Given task - Copy the material below word for word, from its beginning through the line that contains "data-point (1023, 333, 1033, 343)", and stop there.

==*==

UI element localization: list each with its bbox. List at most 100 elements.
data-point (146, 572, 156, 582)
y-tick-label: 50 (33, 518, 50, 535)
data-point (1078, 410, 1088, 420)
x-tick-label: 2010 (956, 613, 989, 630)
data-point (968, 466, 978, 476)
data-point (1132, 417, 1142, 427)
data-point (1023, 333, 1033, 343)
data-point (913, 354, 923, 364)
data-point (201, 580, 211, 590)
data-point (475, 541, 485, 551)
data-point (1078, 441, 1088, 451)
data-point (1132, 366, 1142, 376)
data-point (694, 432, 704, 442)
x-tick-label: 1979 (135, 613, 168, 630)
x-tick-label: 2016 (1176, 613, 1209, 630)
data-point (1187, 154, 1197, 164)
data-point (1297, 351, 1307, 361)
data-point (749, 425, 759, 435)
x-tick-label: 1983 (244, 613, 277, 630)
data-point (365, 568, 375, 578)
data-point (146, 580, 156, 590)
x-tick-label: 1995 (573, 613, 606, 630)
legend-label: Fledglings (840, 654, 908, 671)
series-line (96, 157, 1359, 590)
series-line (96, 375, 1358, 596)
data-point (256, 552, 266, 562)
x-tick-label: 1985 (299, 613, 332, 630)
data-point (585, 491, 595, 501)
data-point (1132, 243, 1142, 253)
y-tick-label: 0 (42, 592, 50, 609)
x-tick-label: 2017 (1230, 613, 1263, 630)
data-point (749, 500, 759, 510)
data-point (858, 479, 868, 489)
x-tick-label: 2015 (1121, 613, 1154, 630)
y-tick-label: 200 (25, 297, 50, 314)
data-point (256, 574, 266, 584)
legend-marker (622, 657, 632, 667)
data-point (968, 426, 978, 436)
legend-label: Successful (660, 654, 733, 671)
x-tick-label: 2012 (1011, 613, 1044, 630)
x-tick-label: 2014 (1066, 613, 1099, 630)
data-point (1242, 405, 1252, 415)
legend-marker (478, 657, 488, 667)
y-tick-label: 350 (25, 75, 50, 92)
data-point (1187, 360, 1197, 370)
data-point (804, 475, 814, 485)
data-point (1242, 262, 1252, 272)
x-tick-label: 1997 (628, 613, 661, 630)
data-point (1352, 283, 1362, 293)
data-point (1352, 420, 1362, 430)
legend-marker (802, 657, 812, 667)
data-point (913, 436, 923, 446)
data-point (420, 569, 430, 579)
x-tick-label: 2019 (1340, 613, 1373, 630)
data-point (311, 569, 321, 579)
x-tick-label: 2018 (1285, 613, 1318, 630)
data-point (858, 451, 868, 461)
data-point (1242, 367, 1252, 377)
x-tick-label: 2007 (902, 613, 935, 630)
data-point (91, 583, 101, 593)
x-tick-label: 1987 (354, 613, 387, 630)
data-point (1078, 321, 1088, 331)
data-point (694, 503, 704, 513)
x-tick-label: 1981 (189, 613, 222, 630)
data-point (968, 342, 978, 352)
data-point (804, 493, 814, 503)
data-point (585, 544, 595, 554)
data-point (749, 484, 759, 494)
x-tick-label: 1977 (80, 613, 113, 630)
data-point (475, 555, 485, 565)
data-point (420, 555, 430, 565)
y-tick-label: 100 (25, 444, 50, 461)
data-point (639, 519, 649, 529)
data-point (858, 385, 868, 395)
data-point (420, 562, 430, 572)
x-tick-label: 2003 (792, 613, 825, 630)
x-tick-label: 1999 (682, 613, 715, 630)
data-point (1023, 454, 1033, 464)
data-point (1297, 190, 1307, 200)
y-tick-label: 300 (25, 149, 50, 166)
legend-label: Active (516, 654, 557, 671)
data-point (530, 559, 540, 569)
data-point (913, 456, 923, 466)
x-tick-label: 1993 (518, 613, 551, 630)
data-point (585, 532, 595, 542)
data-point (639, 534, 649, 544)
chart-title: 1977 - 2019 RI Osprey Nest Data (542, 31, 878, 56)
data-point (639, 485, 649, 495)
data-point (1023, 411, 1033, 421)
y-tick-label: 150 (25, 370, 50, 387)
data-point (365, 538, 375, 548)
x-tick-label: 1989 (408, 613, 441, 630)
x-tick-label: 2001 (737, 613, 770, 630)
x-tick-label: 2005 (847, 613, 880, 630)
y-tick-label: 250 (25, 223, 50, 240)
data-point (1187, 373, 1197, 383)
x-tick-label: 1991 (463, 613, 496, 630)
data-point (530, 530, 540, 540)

==*==

Answer for this exercise -
UI element localization: list each with its bbox. List at most 100 elements.
data-point (146, 572, 156, 582)
y-tick-label: 50 (33, 518, 50, 535)
data-point (1078, 410, 1088, 420)
x-tick-label: 2010 (956, 613, 989, 630)
data-point (968, 466, 978, 476)
data-point (1132, 417, 1142, 427)
data-point (1023, 333, 1033, 343)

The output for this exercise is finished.